◆ **DATA SECTION**

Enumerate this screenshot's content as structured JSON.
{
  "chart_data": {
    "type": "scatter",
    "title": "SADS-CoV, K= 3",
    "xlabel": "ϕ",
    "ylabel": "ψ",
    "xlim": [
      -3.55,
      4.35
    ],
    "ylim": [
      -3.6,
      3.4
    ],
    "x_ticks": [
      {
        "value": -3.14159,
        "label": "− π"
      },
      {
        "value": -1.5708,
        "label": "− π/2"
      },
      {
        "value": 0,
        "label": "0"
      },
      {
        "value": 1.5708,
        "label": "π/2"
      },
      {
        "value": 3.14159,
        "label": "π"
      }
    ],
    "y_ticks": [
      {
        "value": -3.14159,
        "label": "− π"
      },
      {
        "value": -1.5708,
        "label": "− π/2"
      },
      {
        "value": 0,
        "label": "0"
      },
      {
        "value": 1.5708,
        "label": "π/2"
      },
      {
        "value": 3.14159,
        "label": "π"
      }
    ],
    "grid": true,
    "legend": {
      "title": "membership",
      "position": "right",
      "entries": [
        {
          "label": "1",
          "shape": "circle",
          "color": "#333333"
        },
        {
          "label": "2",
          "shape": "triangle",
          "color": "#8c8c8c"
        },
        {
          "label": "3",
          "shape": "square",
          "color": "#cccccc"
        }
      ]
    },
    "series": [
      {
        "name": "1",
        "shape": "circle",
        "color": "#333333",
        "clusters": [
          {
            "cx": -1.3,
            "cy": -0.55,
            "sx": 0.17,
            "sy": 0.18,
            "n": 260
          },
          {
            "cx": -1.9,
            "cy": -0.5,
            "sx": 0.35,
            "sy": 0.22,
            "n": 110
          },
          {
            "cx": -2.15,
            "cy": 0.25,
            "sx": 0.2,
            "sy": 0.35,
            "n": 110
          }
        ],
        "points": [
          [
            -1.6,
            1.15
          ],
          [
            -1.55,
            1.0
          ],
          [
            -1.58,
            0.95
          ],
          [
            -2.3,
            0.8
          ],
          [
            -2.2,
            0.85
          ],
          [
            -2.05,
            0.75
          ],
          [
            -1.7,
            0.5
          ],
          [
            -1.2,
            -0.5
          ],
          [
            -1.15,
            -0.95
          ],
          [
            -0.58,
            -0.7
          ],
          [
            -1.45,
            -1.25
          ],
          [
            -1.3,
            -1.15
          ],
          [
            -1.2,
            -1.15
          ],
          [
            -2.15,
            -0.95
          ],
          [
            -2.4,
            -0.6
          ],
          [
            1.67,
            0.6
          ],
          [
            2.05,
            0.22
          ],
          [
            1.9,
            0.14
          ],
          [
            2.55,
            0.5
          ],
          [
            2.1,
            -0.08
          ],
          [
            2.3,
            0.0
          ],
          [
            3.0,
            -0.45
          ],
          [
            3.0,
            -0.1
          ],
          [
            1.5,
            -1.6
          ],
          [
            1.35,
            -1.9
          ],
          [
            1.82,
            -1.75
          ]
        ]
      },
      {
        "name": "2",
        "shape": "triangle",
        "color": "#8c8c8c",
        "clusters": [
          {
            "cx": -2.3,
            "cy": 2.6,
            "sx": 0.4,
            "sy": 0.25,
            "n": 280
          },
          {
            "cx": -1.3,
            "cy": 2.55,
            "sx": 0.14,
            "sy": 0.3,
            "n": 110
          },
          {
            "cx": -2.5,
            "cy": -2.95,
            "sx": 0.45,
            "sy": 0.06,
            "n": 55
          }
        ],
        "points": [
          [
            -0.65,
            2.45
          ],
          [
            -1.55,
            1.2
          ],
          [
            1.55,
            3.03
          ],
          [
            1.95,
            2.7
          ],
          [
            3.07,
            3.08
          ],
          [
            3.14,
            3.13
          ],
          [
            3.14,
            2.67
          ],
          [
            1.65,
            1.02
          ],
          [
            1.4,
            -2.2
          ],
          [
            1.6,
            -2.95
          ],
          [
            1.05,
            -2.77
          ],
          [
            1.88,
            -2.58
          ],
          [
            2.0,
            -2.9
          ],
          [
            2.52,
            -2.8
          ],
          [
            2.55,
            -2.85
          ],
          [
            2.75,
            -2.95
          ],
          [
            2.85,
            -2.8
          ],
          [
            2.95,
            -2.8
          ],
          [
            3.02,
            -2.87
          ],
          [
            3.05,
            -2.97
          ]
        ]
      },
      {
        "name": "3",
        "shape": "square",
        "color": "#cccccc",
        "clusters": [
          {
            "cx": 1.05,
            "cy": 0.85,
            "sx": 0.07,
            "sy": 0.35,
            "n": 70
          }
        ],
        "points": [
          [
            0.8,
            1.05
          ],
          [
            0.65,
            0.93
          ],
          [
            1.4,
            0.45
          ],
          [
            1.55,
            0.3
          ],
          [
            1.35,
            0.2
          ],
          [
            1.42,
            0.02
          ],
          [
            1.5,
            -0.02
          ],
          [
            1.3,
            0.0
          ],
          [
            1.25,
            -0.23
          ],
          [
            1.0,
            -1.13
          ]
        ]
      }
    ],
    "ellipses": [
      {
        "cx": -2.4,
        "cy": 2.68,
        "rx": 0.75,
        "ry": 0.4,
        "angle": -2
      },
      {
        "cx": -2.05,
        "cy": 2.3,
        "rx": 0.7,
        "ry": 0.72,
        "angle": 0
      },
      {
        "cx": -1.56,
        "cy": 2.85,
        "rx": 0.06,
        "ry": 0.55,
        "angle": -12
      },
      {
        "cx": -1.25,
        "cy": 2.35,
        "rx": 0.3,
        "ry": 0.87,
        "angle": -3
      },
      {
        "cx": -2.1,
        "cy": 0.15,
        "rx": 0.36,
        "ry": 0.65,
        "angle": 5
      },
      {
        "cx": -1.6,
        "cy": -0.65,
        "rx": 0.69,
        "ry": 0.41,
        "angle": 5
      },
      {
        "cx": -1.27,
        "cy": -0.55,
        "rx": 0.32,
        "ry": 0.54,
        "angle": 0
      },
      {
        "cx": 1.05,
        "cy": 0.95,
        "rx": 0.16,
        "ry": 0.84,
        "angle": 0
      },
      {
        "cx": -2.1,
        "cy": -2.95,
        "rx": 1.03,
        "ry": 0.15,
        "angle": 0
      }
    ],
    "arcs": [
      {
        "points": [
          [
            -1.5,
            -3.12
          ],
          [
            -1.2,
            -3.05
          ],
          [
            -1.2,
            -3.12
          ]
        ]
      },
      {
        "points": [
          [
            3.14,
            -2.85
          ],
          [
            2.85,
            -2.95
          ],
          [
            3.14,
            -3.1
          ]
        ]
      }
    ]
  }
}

◆ **GIVEN TASK**
Transcribe every entry word for word.

◆ **ANSWER BELOW**
Enumerate this screenshot's content as structured JSON.
{
  "chart_data": {
    "type": "scatter",
    "title": "SADS-CoV, K= 3",
    "xlabel": "ϕ",
    "ylabel": "ψ",
    "xlim": [
      -3.55,
      4.35
    ],
    "ylim": [
      -3.6,
      3.4
    ],
    "x_ticks": [
      {
        "value": -3.14159,
        "label": "− π"
      },
      {
        "value": -1.5708,
        "label": "− π/2"
      },
      {
        "value": 0,
        "label": "0"
      },
      {
        "value": 1.5708,
        "label": "π/2"
      },
      {
        "value": 3.14159,
        "label": "π"
      }
    ],
    "y_ticks": [
      {
        "value": -3.14159,
        "label": "− π"
      },
      {
        "value": -1.5708,
        "label": "− π/2"
      },
      {
        "value": 0,
        "label": "0"
      },
      {
        "value": 1.5708,
        "label": "π/2"
      },
      {
        "value": 3.14159,
        "label": "π"
      }
    ],
    "grid": true,
    "legend": {
      "title": "membership",
      "position": "right",
      "entries": [
        {
          "label": "1",
          "shape": "circle",
          "color": "#333333"
        },
        {
          "label": "2",
          "shape": "triangle",
          "color": "#8c8c8c"
        },
        {
          "label": "3",
          "shape": "square",
          "color": "#cccccc"
        }
      ]
    },
    "series": [
      {
        "name": "1",
        "shape": "circle",
        "color": "#333333",
        "clusters": [
          {
            "cx": -1.3,
            "cy": -0.55,
            "sx": 0.17,
            "sy": 0.18,
            "n": 260
          },
          {
            "cx": -1.9,
            "cy": -0.5,
            "sx": 0.35,
            "sy": 0.22,
            "n": 110
          },
          {
            "cx": -2.15,
            "cy": 0.25,
            "sx": 0.2,
            "sy": 0.35,
            "n": 110
          }
        ],
        "points": [
          [
            -1.6,
            1.15
          ],
          [
            -1.55,
            1.0
          ],
          [
            -1.58,
            0.95
          ],
          [
            -2.3,
            0.8
          ],
          [
            -2.2,
            0.85
          ],
          [
            -2.05,
            0.75
          ],
          [
            -1.7,
            0.5
          ],
          [
            -1.2,
            -0.5
          ],
          [
            -1.15,
            -0.95
          ],
          [
            -0.58,
            -0.7
          ],
          [
            -1.45,
            -1.25
          ],
          [
            -1.3,
            -1.15
          ],
          [
            -1.2,
            -1.15
          ],
          [
            -2.15,
            -0.95
          ],
          [
            -2.4,
            -0.6
          ],
          [
            1.67,
            0.6
          ],
          [
            2.05,
            0.22
          ],
          [
            1.9,
            0.14
          ],
          [
            2.55,
            0.5
          ],
          [
            2.1,
            -0.08
          ],
          [
            2.3,
            0.0
          ],
          [
            3.0,
            -0.45
          ],
          [
            3.0,
            -0.1
          ],
          [
            1.5,
            -1.6
          ],
          [
            1.35,
            -1.9
          ],
          [
            1.82,
            -1.75
          ]
        ]
      },
      {
        "name": "2",
        "shape": "triangle",
        "color": "#8c8c8c",
        "clusters": [
          {
            "cx": -2.3,
            "cy": 2.6,
            "sx": 0.4,
            "sy": 0.25,
            "n": 280
          },
          {
            "cx": -1.3,
            "cy": 2.55,
            "sx": 0.14,
            "sy": 0.3,
            "n": 110
          },
          {
            "cx": -2.5,
            "cy": -2.95,
            "sx": 0.45,
            "sy": 0.06,
            "n": 55
          }
        ],
        "points": [
          [
            -0.65,
            2.45
          ],
          [
            -1.55,
            1.2
          ],
          [
            1.55,
            3.03
          ],
          [
            1.95,
            2.7
          ],
          [
            3.07,
            3.08
          ],
          [
            3.14,
            3.13
          ],
          [
            3.14,
            2.67
          ],
          [
            1.65,
            1.02
          ],
          [
            1.4,
            -2.2
          ],
          [
            1.6,
            -2.95
          ],
          [
            1.05,
            -2.77
          ],
          [
            1.88,
            -2.58
          ],
          [
            2.0,
            -2.9
          ],
          [
            2.52,
            -2.8
          ],
          [
            2.55,
            -2.85
          ],
          [
            2.75,
            -2.95
          ],
          [
            2.85,
            -2.8
          ],
          [
            2.95,
            -2.8
          ],
          [
            3.02,
            -2.87
          ],
          [
            3.05,
            -2.97
          ]
        ]
      },
      {
        "name": "3",
        "shape": "square",
        "color": "#cccccc",
        "clusters": [
          {
            "cx": 1.05,
            "cy": 0.85,
            "sx": 0.07,
            "sy": 0.35,
            "n": 70
          }
        ],
        "points": [
          [
            0.8,
            1.05
          ],
          [
            0.65,
            0.93
          ],
          [
            1.4,
            0.45
          ],
          [
            1.55,
            0.3
          ],
          [
            1.35,
            0.2
          ],
          [
            1.42,
            0.02
          ],
          [
            1.5,
            -0.02
          ],
          [
            1.3,
            0.0
          ],
          [
            1.25,
            -0.23
          ],
          [
            1.0,
            -1.13
          ]
        ]
      }
    ],
    "ellipses": [
      {
        "cx": -2.4,
        "cy": 2.68,
        "rx": 0.75,
        "ry": 0.4,
        "angle": -2
      },
      {
        "cx": -2.05,
        "cy": 2.3,
        "rx": 0.7,
        "ry": 0.72,
        "angle": 0
      },
      {
        "cx": -1.56,
        "cy": 2.85,
        "rx": 0.06,
        "ry": 0.55,
        "angle": -12
      },
      {
        "cx": -1.25,
        "cy": 2.35,
        "rx": 0.3,
        "ry": 0.87,
        "angle": -3
      },
      {
        "cx": -2.1,
        "cy": 0.15,
        "rx": 0.36,
        "ry": 0.65,
        "angle": 5
      },
      {
        "cx": -1.6,
        "cy": -0.65,
        "rx": 0.69,
        "ry": 0.41,
        "angle": 5
      },
      {
        "cx": -1.27,
        "cy": -0.55,
        "rx": 0.32,
        "ry": 0.54,
        "angle": 0
      },
      {
        "cx": 1.05,
        "cy": 0.95,
        "rx": 0.16,
        "ry": 0.84,
        "angle": 0
      },
      {
        "cx": -2.1,
        "cy": -2.95,
        "rx": 1.03,
        "ry": 0.15,
        "angle": 0
      }
    ],
    "arcs": [
      {
        "points": [
          [
            -1.5,
            -3.12
          ],
          [
            -1.2,
            -3.05
          ],
          [
            -1.2,
            -3.12
          ]
        ]
      },
      {
        "points": [
          [
            3.14,
            -2.85
          ],
          [
            2.85,
            -2.95
          ],
          [
            3.14,
            -3.1
          ]
        ]
      }
    ]
  }
}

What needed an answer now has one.